* [Instructions for the task]:
Using the entries that follow, count the lines containing the word "xlabel" and give that number by itself.

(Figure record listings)

* * *

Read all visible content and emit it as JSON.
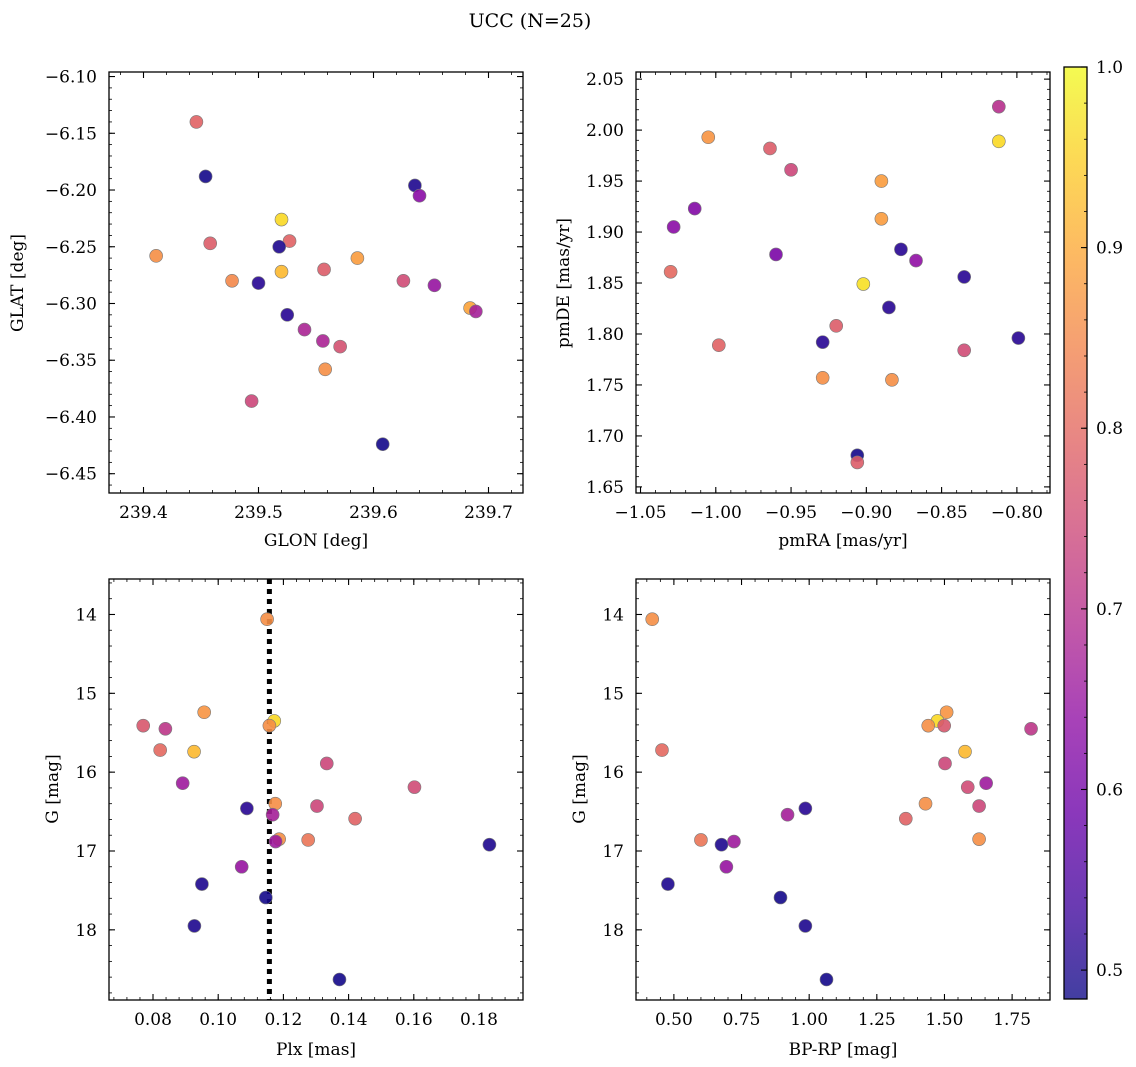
{
  "figure": {
    "title": "UCC (N=25)"
  },
  "colorbar": {
    "range": [
      0.484,
      1.0
    ],
    "ticks": [
      0.5,
      0.6,
      0.7,
      0.8,
      0.9,
      1.0
    ],
    "tick_labels": [
      "0.5",
      "0.6",
      "0.7",
      "0.8",
      "0.9",
      "1.0"
    ],
    "colormap": "plasma",
    "stops": [
      "#0d0887",
      "#41049d",
      "#6a00a8",
      "#8f0da4",
      "#b12a90",
      "#cc4778",
      "#e16462",
      "#f2844b",
      "#fca636",
      "#fcce25",
      "#f0f921"
    ],
    "alpha": 0.78
  },
  "chart_data": [
    {
      "type": "scatter",
      "id": "glon_glat",
      "xlabel": "GLON [deg]",
      "ylabel": "GLAT [deg]",
      "xlim": [
        239.37,
        239.73
      ],
      "ylim": [
        -6.467,
        -6.096
      ],
      "xticks": [
        239.4,
        239.5,
        239.6,
        239.7
      ],
      "xtick_labels": [
        "239.4",
        "239.5",
        "239.6",
        "239.7"
      ],
      "yticks": [
        -6.45,
        -6.4,
        -6.35,
        -6.3,
        -6.25,
        -6.2,
        -6.15,
        -6.1
      ],
      "ytick_labels": [
        "−6.45",
        "−6.40",
        "−6.35",
        "−6.30",
        "−6.25",
        "−6.20",
        "−6.15",
        "−6.10"
      ],
      "y_inverted": false,
      "grid": false,
      "points": [
        {
          "x": 239.446,
          "y": -6.14,
          "c": 0.79
        },
        {
          "x": 239.454,
          "y": -6.188,
          "c": 0.49
        },
        {
          "x": 239.636,
          "y": -6.196,
          "c": 0.5
        },
        {
          "x": 239.64,
          "y": -6.205,
          "c": 0.63
        },
        {
          "x": 239.52,
          "y": -6.226,
          "c": 0.96
        },
        {
          "x": 239.527,
          "y": -6.245,
          "c": 0.79
        },
        {
          "x": 239.458,
          "y": -6.247,
          "c": 0.78
        },
        {
          "x": 239.518,
          "y": -6.25,
          "c": 0.5
        },
        {
          "x": 239.411,
          "y": -6.258,
          "c": 0.86
        },
        {
          "x": 239.586,
          "y": -6.26,
          "c": 0.88
        },
        {
          "x": 239.557,
          "y": -6.27,
          "c": 0.78
        },
        {
          "x": 239.52,
          "y": -6.272,
          "c": 0.92
        },
        {
          "x": 239.477,
          "y": -6.28,
          "c": 0.85
        },
        {
          "x": 239.5,
          "y": -6.282,
          "c": 0.51
        },
        {
          "x": 239.626,
          "y": -6.28,
          "c": 0.75
        },
        {
          "x": 239.653,
          "y": -6.284,
          "c": 0.65
        },
        {
          "x": 239.684,
          "y": -6.304,
          "c": 0.89
        },
        {
          "x": 239.689,
          "y": -6.307,
          "c": 0.67
        },
        {
          "x": 239.525,
          "y": -6.31,
          "c": 0.51
        },
        {
          "x": 239.54,
          "y": -6.323,
          "c": 0.68
        },
        {
          "x": 239.556,
          "y": -6.333,
          "c": 0.68
        },
        {
          "x": 239.571,
          "y": -6.338,
          "c": 0.76
        },
        {
          "x": 239.558,
          "y": -6.358,
          "c": 0.86
        },
        {
          "x": 239.494,
          "y": -6.386,
          "c": 0.74
        },
        {
          "x": 239.608,
          "y": -6.424,
          "c": 0.49
        }
      ]
    },
    {
      "type": "scatter",
      "id": "pmra_pmde",
      "xlabel": "pmRA [mas/yr]",
      "ylabel": "pmDE [mas/yr]",
      "xlim": [
        -1.053,
        -0.778
      ],
      "ylim": [
        1.644,
        2.057
      ],
      "xticks": [
        -1.05,
        -1.0,
        -0.95,
        -0.9,
        -0.85,
        -0.8
      ],
      "xtick_labels": [
        "−1.05",
        "−1.00",
        "−0.95",
        "−0.90",
        "−0.85",
        "−0.80"
      ],
      "yticks": [
        1.65,
        1.7,
        1.75,
        1.8,
        1.85,
        1.9,
        1.95,
        2.0,
        2.05
      ],
      "ytick_labels": [
        "1.65",
        "1.70",
        "1.75",
        "1.80",
        "1.85",
        "1.90",
        "1.95",
        "2.00",
        "2.05"
      ],
      "y_inverted": false,
      "grid": false,
      "points": [
        {
          "x": -0.812,
          "y": 2.023,
          "c": 0.7
        },
        {
          "x": -1.005,
          "y": 1.993,
          "c": 0.87
        },
        {
          "x": -0.812,
          "y": 1.989,
          "c": 0.96
        },
        {
          "x": -0.964,
          "y": 1.982,
          "c": 0.78
        },
        {
          "x": -0.95,
          "y": 1.961,
          "c": 0.74
        },
        {
          "x": -0.89,
          "y": 1.95,
          "c": 0.88
        },
        {
          "x": -1.014,
          "y": 1.923,
          "c": 0.62
        },
        {
          "x": -0.89,
          "y": 1.913,
          "c": 0.88
        },
        {
          "x": -1.028,
          "y": 1.905,
          "c": 0.63
        },
        {
          "x": -0.877,
          "y": 1.883,
          "c": 0.51
        },
        {
          "x": -0.96,
          "y": 1.878,
          "c": 0.61
        },
        {
          "x": -0.867,
          "y": 1.872,
          "c": 0.64
        },
        {
          "x": -1.03,
          "y": 1.861,
          "c": 0.8
        },
        {
          "x": -0.835,
          "y": 1.856,
          "c": 0.51
        },
        {
          "x": -0.902,
          "y": 1.849,
          "c": 0.97
        },
        {
          "x": -0.885,
          "y": 1.826,
          "c": 0.51
        },
        {
          "x": -0.92,
          "y": 1.808,
          "c": 0.78
        },
        {
          "x": -0.799,
          "y": 1.796,
          "c": 0.51
        },
        {
          "x": -0.929,
          "y": 1.792,
          "c": 0.51
        },
        {
          "x": -0.998,
          "y": 1.789,
          "c": 0.79
        },
        {
          "x": -0.835,
          "y": 1.784,
          "c": 0.75
        },
        {
          "x": -0.929,
          "y": 1.757,
          "c": 0.86
        },
        {
          "x": -0.883,
          "y": 1.755,
          "c": 0.86
        },
        {
          "x": -0.906,
          "y": 1.681,
          "c": 0.49
        },
        {
          "x": -0.906,
          "y": 1.674,
          "c": 0.78
        }
      ]
    },
    {
      "type": "scatter",
      "id": "plx_g",
      "xlabel": "Plx [mas]",
      "ylabel": "G [mag]",
      "xlim": [
        0.0665,
        0.1935
      ],
      "ylim": [
        18.89,
        13.55
      ],
      "xticks": [
        0.08,
        0.1,
        0.12,
        0.14,
        0.16,
        0.18
      ],
      "xtick_labels": [
        "0.08",
        "0.10",
        "0.12",
        "0.14",
        "0.16",
        "0.18"
      ],
      "yticks": [
        14,
        15,
        16,
        17,
        18
      ],
      "ytick_labels": [
        "14",
        "15",
        "16",
        "17",
        "18"
      ],
      "y_inverted": true,
      "grid": false,
      "vline": {
        "x": 0.1157,
        "style": "dotted",
        "color": "#000000"
      },
      "points": [
        {
          "x": 0.115,
          "y": 14.06,
          "c": 0.86
        },
        {
          "x": 0.0957,
          "y": 15.24,
          "c": 0.87
        },
        {
          "x": 0.1172,
          "y": 15.35,
          "c": 0.96
        },
        {
          "x": 0.077,
          "y": 15.41,
          "c": 0.77
        },
        {
          "x": 0.1157,
          "y": 15.41,
          "c": 0.86
        },
        {
          "x": 0.0838,
          "y": 15.45,
          "c": 0.71
        },
        {
          "x": 0.0822,
          "y": 15.72,
          "c": 0.8
        },
        {
          "x": 0.0926,
          "y": 15.74,
          "c": 0.92
        },
        {
          "x": 0.1333,
          "y": 15.89,
          "c": 0.74
        },
        {
          "x": 0.0891,
          "y": 16.14,
          "c": 0.66
        },
        {
          "x": 0.1602,
          "y": 16.19,
          "c": 0.75
        },
        {
          "x": 0.1175,
          "y": 16.4,
          "c": 0.86
        },
        {
          "x": 0.1303,
          "y": 16.43,
          "c": 0.74
        },
        {
          "x": 0.1088,
          "y": 16.46,
          "c": 0.51
        },
        {
          "x": 0.1167,
          "y": 16.54,
          "c": 0.67
        },
        {
          "x": 0.142,
          "y": 16.59,
          "c": 0.79
        },
        {
          "x": 0.1187,
          "y": 16.85,
          "c": 0.86
        },
        {
          "x": 0.1276,
          "y": 16.86,
          "c": 0.82
        },
        {
          "x": 0.1176,
          "y": 16.88,
          "c": 0.66
        },
        {
          "x": 0.1832,
          "y": 16.92,
          "c": 0.5
        },
        {
          "x": 0.1072,
          "y": 17.2,
          "c": 0.65
        },
        {
          "x": 0.095,
          "y": 17.42,
          "c": 0.5
        },
        {
          "x": 0.1146,
          "y": 17.59,
          "c": 0.49
        },
        {
          "x": 0.0927,
          "y": 17.95,
          "c": 0.5
        },
        {
          "x": 0.1372,
          "y": 18.63,
          "c": 0.49
        }
      ]
    },
    {
      "type": "scatter",
      "id": "bprp_g",
      "xlabel": "BP-RP [mag]",
      "ylabel": "G [mag]",
      "xlim": [
        0.36,
        1.89
      ],
      "ylim": [
        18.89,
        13.55
      ],
      "xticks": [
        0.5,
        0.75,
        1.0,
        1.25,
        1.5,
        1.75
      ],
      "xtick_labels": [
        "0.50",
        "0.75",
        "1.00",
        "1.25",
        "1.50",
        "1.75"
      ],
      "yticks": [
        14,
        15,
        16,
        17,
        18
      ],
      "ytick_labels": [
        "14",
        "15",
        "16",
        "17",
        "18"
      ],
      "y_inverted": true,
      "grid": false,
      "points": [
        {
          "x": 0.42,
          "y": 14.06,
          "c": 0.86
        },
        {
          "x": 1.508,
          "y": 15.24,
          "c": 0.87
        },
        {
          "x": 1.474,
          "y": 15.35,
          "c": 0.96
        },
        {
          "x": 1.44,
          "y": 15.41,
          "c": 0.86
        },
        {
          "x": 1.499,
          "y": 15.41,
          "c": 0.77
        },
        {
          "x": 1.82,
          "y": 15.45,
          "c": 0.71
        },
        {
          "x": 0.456,
          "y": 15.72,
          "c": 0.8
        },
        {
          "x": 1.576,
          "y": 15.74,
          "c": 0.92
        },
        {
          "x": 1.502,
          "y": 15.89,
          "c": 0.74
        },
        {
          "x": 1.654,
          "y": 16.14,
          "c": 0.66
        },
        {
          "x": 1.586,
          "y": 16.19,
          "c": 0.75
        },
        {
          "x": 1.43,
          "y": 16.4,
          "c": 0.86
        },
        {
          "x": 1.628,
          "y": 16.43,
          "c": 0.74
        },
        {
          "x": 0.986,
          "y": 16.46,
          "c": 0.51
        },
        {
          "x": 0.92,
          "y": 16.54,
          "c": 0.67
        },
        {
          "x": 1.357,
          "y": 16.59,
          "c": 0.79
        },
        {
          "x": 1.628,
          "y": 16.85,
          "c": 0.86
        },
        {
          "x": 0.6,
          "y": 16.86,
          "c": 0.82
        },
        {
          "x": 0.722,
          "y": 16.88,
          "c": 0.66
        },
        {
          "x": 0.676,
          "y": 16.92,
          "c": 0.5
        },
        {
          "x": 0.694,
          "y": 17.2,
          "c": 0.65
        },
        {
          "x": 0.478,
          "y": 17.42,
          "c": 0.5
        },
        {
          "x": 0.894,
          "y": 17.59,
          "c": 0.49
        },
        {
          "x": 0.986,
          "y": 17.95,
          "c": 0.5
        },
        {
          "x": 1.064,
          "y": 18.63,
          "c": 0.49
        }
      ]
    }
  ]
}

* * *

* [Result below]:
4